→ RECORD SET:
►

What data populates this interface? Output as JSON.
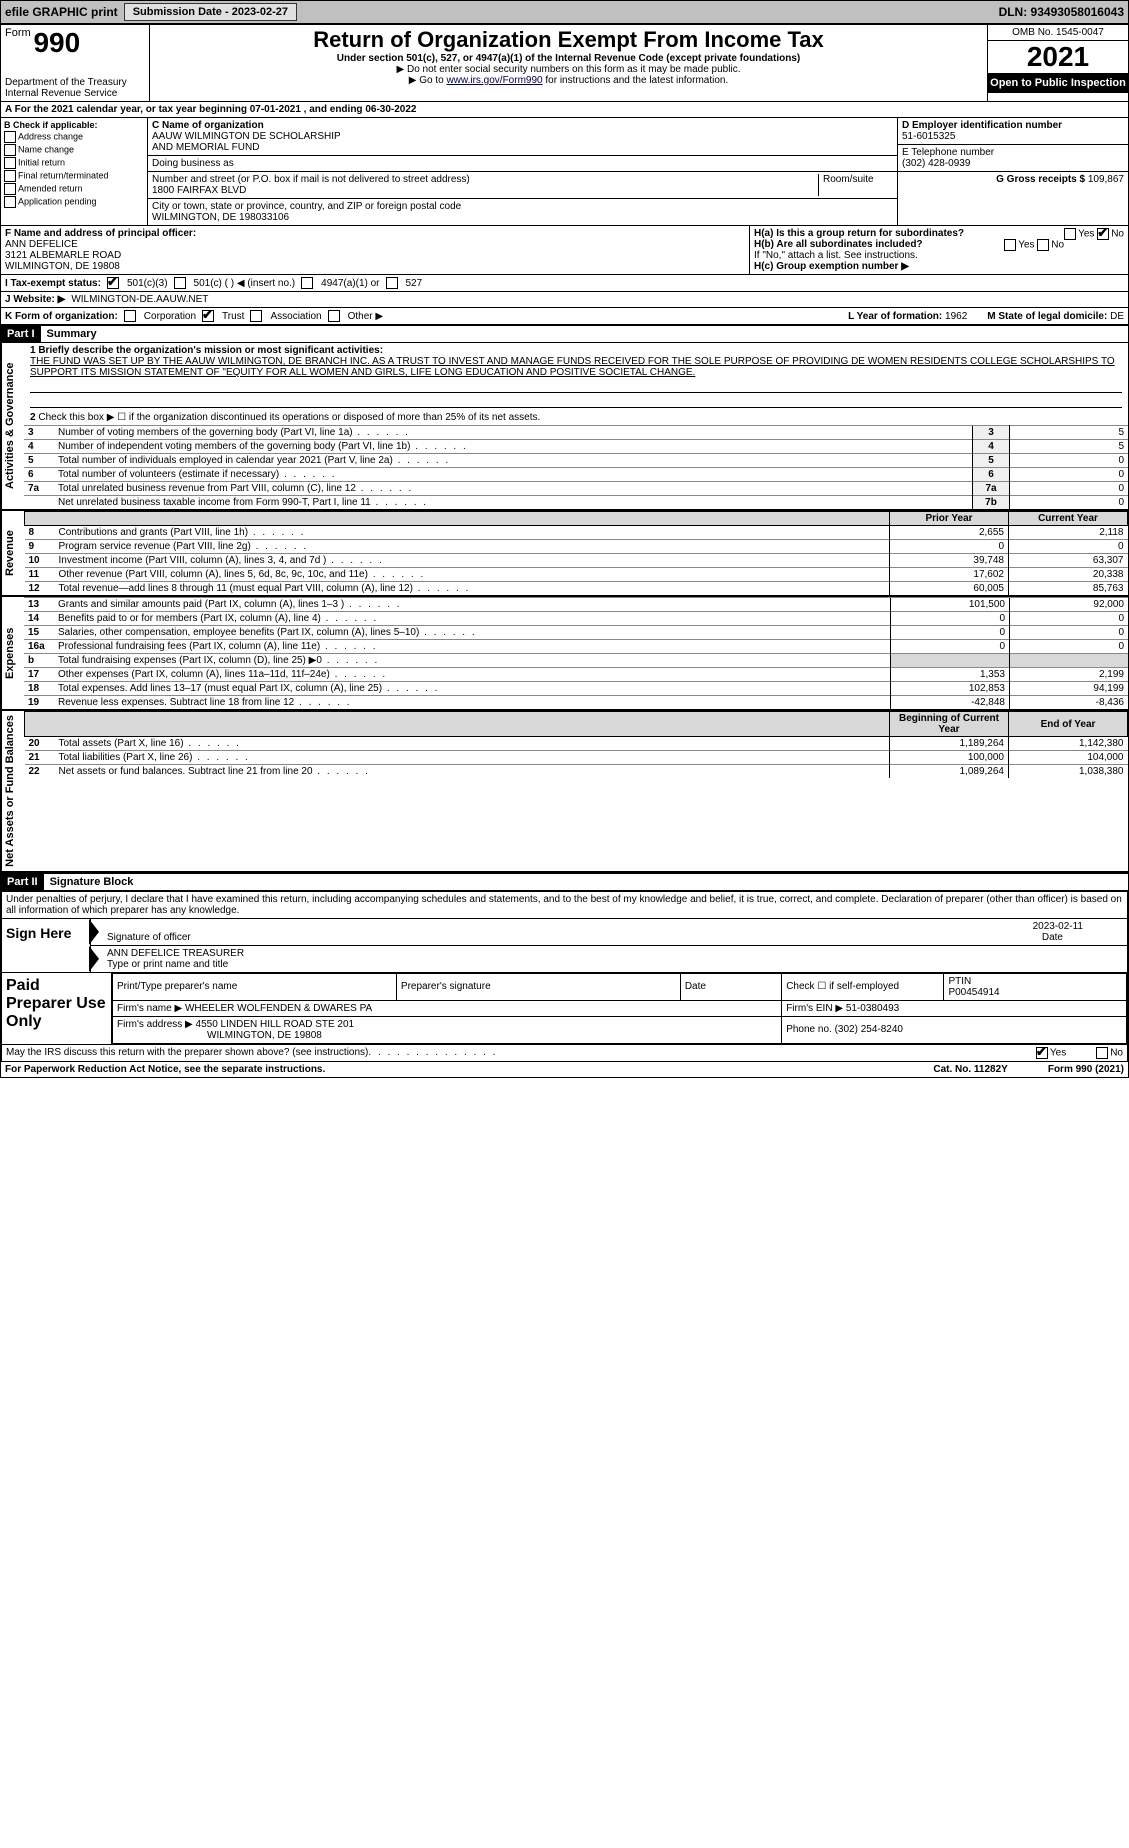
{
  "topbar": {
    "efile": "efile GRAPHIC print",
    "submission_label": "Submission Date - 2023-02-27",
    "dln": "DLN: 93493058016043"
  },
  "header": {
    "form_word": "Form",
    "form_no": "990",
    "title": "Return of Organization Exempt From Income Tax",
    "sub": "Under section 501(c), 527, or 4947(a)(1) of the Internal Revenue Code (except private foundations)",
    "line1": "▶ Do not enter social security numbers on this form as it may be made public.",
    "line2_pre": "▶ Go to ",
    "line2_link": "www.irs.gov/Form990",
    "line2_post": " for instructions and the latest information.",
    "dept": "Department of the Treasury",
    "irs": "Internal Revenue Service",
    "omb": "OMB No. 1545-0047",
    "year": "2021",
    "open": "Open to Public Inspection"
  },
  "lineA": "A For the 2021 calendar year, or tax year beginning 07-01-2021   , and ending 06-30-2022",
  "blockB": {
    "label": "B Check if applicable:",
    "opts": [
      "Address change",
      "Name change",
      "Initial return",
      "Final return/terminated",
      "Amended return",
      "Application pending"
    ]
  },
  "blockC": {
    "c_lab": "C Name of organization",
    "name1": "AAUW WILMINGTON DE SCHOLARSHIP",
    "name2": "AND MEMORIAL FUND",
    "dba_lab": "Doing business as",
    "addr_lab": "Number and street (or P.O. box if mail is not delivered to street address)",
    "room_lab": "Room/suite",
    "addr": "1800 FAIRFAX BLVD",
    "city_lab": "City or town, state or province, country, and ZIP or foreign postal code",
    "city": "WILMINGTON, DE  198033106"
  },
  "blockD": {
    "d_lab": "D Employer identification number",
    "ein": "51-6015325",
    "e_lab": "E Telephone number",
    "phone": "(302) 428-0939",
    "g_lab": "G Gross receipts $",
    "gross": "109,867"
  },
  "blockF": {
    "lab": "F Name and address of principal officer:",
    "name": "ANN DEFELICE",
    "addr1": "3121 ALBEMARLE ROAD",
    "addr2": "WILMINGTON, DE  19808"
  },
  "blockH": {
    "ha": "H(a)  Is this a group return for subordinates?",
    "hb": "H(b)  Are all subordinates included?",
    "hb2": "If \"No,\" attach a list. See instructions.",
    "hc": "H(c)  Group exemption number ▶",
    "yes": "Yes",
    "no": "No"
  },
  "taxrow": {
    "lab": "I  Tax-exempt status:",
    "o1": "501(c)(3)",
    "o2": "501(c) (   ) ◀ (insert no.)",
    "o3": "4947(a)(1) or",
    "o4": "527"
  },
  "webrow": {
    "lab": "J  Website: ▶",
    "val": "WILMINGTON-DE.AAUW.NET"
  },
  "krow": {
    "lab": "K Form of organization:",
    "o1": "Corporation",
    "o2": "Trust",
    "o3": "Association",
    "o4": "Other ▶",
    "l_lab": "L Year of formation:",
    "l_val": "1962",
    "m_lab": "M State of legal domicile:",
    "m_val": "DE"
  },
  "part1": {
    "tag": "Part I",
    "title": "Summary",
    "side1": "Activities & Governance",
    "side2": "Revenue",
    "side3": "Expenses",
    "side4": "Net Assets or Fund Balances",
    "l1_lab": "1 Briefly describe the organization's mission or most significant activities:",
    "l1_text": "THE FUND WAS SET UP BY THE AAUW WILMINGTON, DE BRANCH INC. AS A TRUST TO INVEST AND MANAGE FUNDS RECEIVED FOR THE SOLE PURPOSE OF PROVIDING DE WOMEN RESIDENTS COLLEGE SCHOLARSHIPS TO SUPPORT ITS MISSION STATEMENT OF \"EQUITY FOR ALL WOMEN AND GIRLS, LIFE LONG EDUCATION AND POSITIVE SOCIETAL CHANGE.",
    "l2": "Check this box ▶ ☐ if the organization discontinued its operations or disposed of more than 25% of its net assets.",
    "rows_ag": [
      {
        "n": "3",
        "t": "Number of voting members of the governing body (Part VI, line 1a)",
        "box": "3",
        "v": "5"
      },
      {
        "n": "4",
        "t": "Number of independent voting members of the governing body (Part VI, line 1b)",
        "box": "4",
        "v": "5"
      },
      {
        "n": "5",
        "t": "Total number of individuals employed in calendar year 2021 (Part V, line 2a)",
        "box": "5",
        "v": "0"
      },
      {
        "n": "6",
        "t": "Total number of volunteers (estimate if necessary)",
        "box": "6",
        "v": "0"
      },
      {
        "n": "7a",
        "t": "Total unrelated business revenue from Part VIII, column (C), line 12",
        "box": "7a",
        "v": "0"
      },
      {
        "n": "",
        "t": "Net unrelated business taxable income from Form 990-T, Part I, line 11",
        "box": "7b",
        "v": "0"
      }
    ],
    "hdr_prior": "Prior Year",
    "hdr_curr": "Current Year",
    "rows_rev": [
      {
        "n": "8",
        "t": "Contributions and grants (Part VIII, line 1h)",
        "p": "2,655",
        "c": "2,118"
      },
      {
        "n": "9",
        "t": "Program service revenue (Part VIII, line 2g)",
        "p": "0",
        "c": "0"
      },
      {
        "n": "10",
        "t": "Investment income (Part VIII, column (A), lines 3, 4, and 7d )",
        "p": "39,748",
        "c": "63,307"
      },
      {
        "n": "11",
        "t": "Other revenue (Part VIII, column (A), lines 5, 6d, 8c, 9c, 10c, and 11e)",
        "p": "17,602",
        "c": "20,338"
      },
      {
        "n": "12",
        "t": "Total revenue—add lines 8 through 11 (must equal Part VIII, column (A), line 12)",
        "p": "60,005",
        "c": "85,763"
      }
    ],
    "rows_exp": [
      {
        "n": "13",
        "t": "Grants and similar amounts paid (Part IX, column (A), lines 1–3 )",
        "p": "101,500",
        "c": "92,000"
      },
      {
        "n": "14",
        "t": "Benefits paid to or for members (Part IX, column (A), line 4)",
        "p": "0",
        "c": "0"
      },
      {
        "n": "15",
        "t": "Salaries, other compensation, employee benefits (Part IX, column (A), lines 5–10)",
        "p": "0",
        "c": "0"
      },
      {
        "n": "16a",
        "t": "Professional fundraising fees (Part IX, column (A), line 11e)",
        "p": "0",
        "c": "0"
      },
      {
        "n": "b",
        "t": "Total fundraising expenses (Part IX, column (D), line 25) ▶0",
        "p": "",
        "c": ""
      },
      {
        "n": "17",
        "t": "Other expenses (Part IX, column (A), lines 11a–11d, 11f–24e)",
        "p": "1,353",
        "c": "2,199"
      },
      {
        "n": "18",
        "t": "Total expenses. Add lines 13–17 (must equal Part IX, column (A), line 25)",
        "p": "102,853",
        "c": "94,199"
      },
      {
        "n": "19",
        "t": "Revenue less expenses. Subtract line 18 from line 12",
        "p": "-42,848",
        "c": "-8,436"
      }
    ],
    "hdr_beg": "Beginning of Current Year",
    "hdr_end": "End of Year",
    "rows_net": [
      {
        "n": "20",
        "t": "Total assets (Part X, line 16)",
        "p": "1,189,264",
        "c": "1,142,380"
      },
      {
        "n": "21",
        "t": "Total liabilities (Part X, line 26)",
        "p": "100,000",
        "c": "104,000"
      },
      {
        "n": "22",
        "t": "Net assets or fund balances. Subtract line 21 from line 20",
        "p": "1,089,264",
        "c": "1,038,380"
      }
    ]
  },
  "part2": {
    "tag": "Part II",
    "title": "Signature Block",
    "decl": "Under penalties of perjury, I declare that I have examined this return, including accompanying schedules and statements, and to the best of my knowledge and belief, it is true, correct, and complete. Declaration of preparer (other than officer) is based on all information of which preparer has any knowledge.",
    "sign_here": "Sign Here",
    "sig_of": "Signature of officer",
    "date_lab": "Date",
    "date_val": "2023-02-11",
    "name_title": "ANN DEFELICE TREASURER",
    "type_lab": "Type or print name and title",
    "paid_lab": "Paid Preparer Use Only",
    "pt_name_lab": "Print/Type preparer's name",
    "prep_sig_lab": "Preparer's signature",
    "ck_lab": "Check ☐ if self-employed",
    "ptin_lab": "PTIN",
    "ptin": "P00454914",
    "firm_name_lab": "Firm's name    ▶",
    "firm_name": "WHEELER WOLFENDEN & DWARES PA",
    "firm_ein_lab": "Firm's EIN ▶",
    "firm_ein": "51-0380493",
    "firm_addr_lab": "Firm's address ▶",
    "firm_addr1": "4550 LINDEN HILL ROAD STE 201",
    "firm_addr2": "WILMINGTON, DE  19808",
    "phone_lab": "Phone no.",
    "phone": "(302) 254-8240",
    "may_irs": "May the IRS discuss this return with the preparer shown above? (see instructions)",
    "yes": "Yes",
    "no": "No"
  },
  "footer": {
    "pra": "For Paperwork Reduction Act Notice, see the separate instructions.",
    "cat": "Cat. No. 11282Y",
    "form": "Form 990 (2021)"
  }
}
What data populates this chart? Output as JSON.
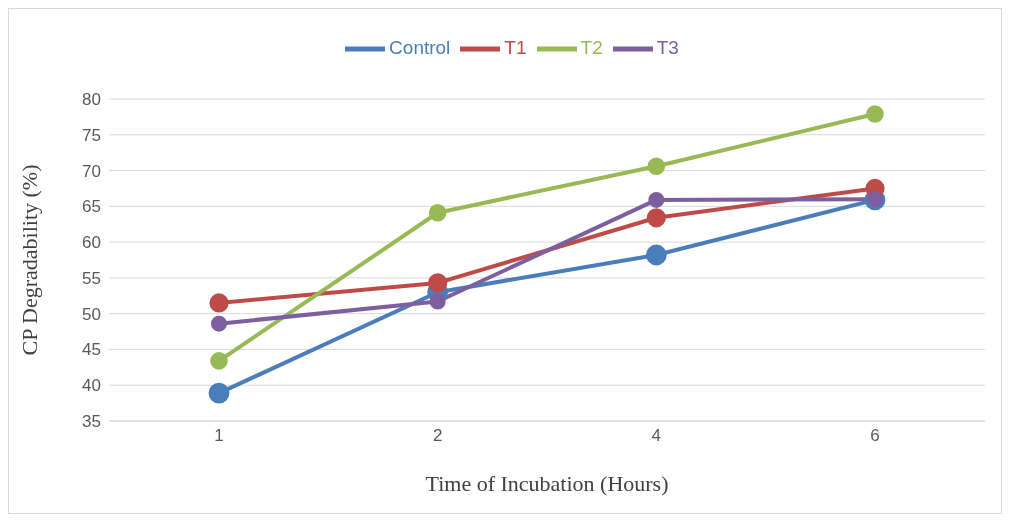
{
  "chart_data": {
    "type": "line",
    "xlabel": "Time of Incubation (Hours)",
    "ylabel": "CP Degradability (%)",
    "categories": [
      "1",
      "2",
      "4",
      "6"
    ],
    "series": [
      {
        "name": "Control",
        "color": "#4a7ebb",
        "values": [
          38.9,
          53.0,
          58.2,
          65.9
        ]
      },
      {
        "name": "T1",
        "color": "#be4b48",
        "values": [
          51.5,
          54.3,
          63.4,
          67.5
        ]
      },
      {
        "name": "T2",
        "color": "#98b954",
        "values": [
          43.4,
          64.1,
          70.6,
          77.9
        ]
      },
      {
        "name": "T3",
        "color": "#7d5fa0",
        "values": [
          48.6,
          51.7,
          65.9,
          66.0
        ]
      }
    ],
    "ylim": [
      35,
      80
    ],
    "yticks": [
      35,
      40,
      45,
      50,
      55,
      60,
      65,
      70,
      75,
      80
    ],
    "grid": "y",
    "legend": "top",
    "marker": "circle",
    "line_style": "solid"
  }
}
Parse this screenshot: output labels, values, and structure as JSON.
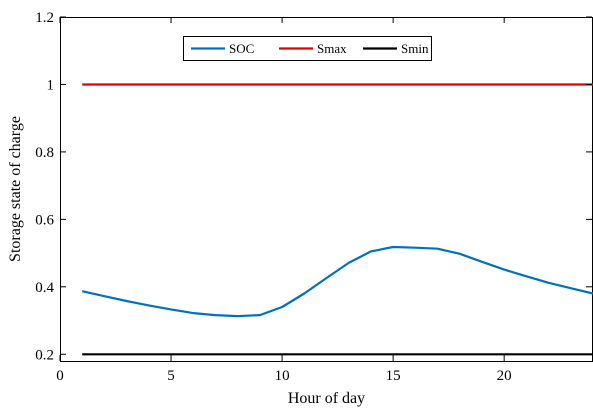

◄

→ EXERCISE DESCRIPTION: Write out, exactly, each line from the one containing "What data populates this chart?" down to the final line of the data above. Both of those lines count, and the pictures are left out.

→ PROBLEM SOLUTION:
What data populates this chart? Output as JSON.
{
  "chart_data": {
    "type": "line",
    "xlabel": "Time of Incubation (Hours)",
    "ylabel": "CP Degradability (%)",
    "categories": [
      "1",
      "2",
      "4",
      "6"
    ],
    "series": [
      {
        "name": "Control",
        "color": "#4a7ebb",
        "values": [
          38.9,
          53.0,
          58.2,
          65.9
        ]
      },
      {
        "name": "T1",
        "color": "#be4b48",
        "values": [
          51.5,
          54.3,
          63.4,
          67.5
        ]
      },
      {
        "name": "T2",
        "color": "#98b954",
        "values": [
          43.4,
          64.1,
          70.6,
          77.9
        ]
      },
      {
        "name": "T3",
        "color": "#7d5fa0",
        "values": [
          48.6,
          51.7,
          65.9,
          66.0
        ]
      }
    ],
    "ylim": [
      35,
      80
    ],
    "yticks": [
      35,
      40,
      45,
      50,
      55,
      60,
      65,
      70,
      75,
      80
    ],
    "grid": "y",
    "legend": "top",
    "marker": "circle",
    "line_style": "solid"
  }
}
Parse this screenshot: output labels, values, and structure as JSON.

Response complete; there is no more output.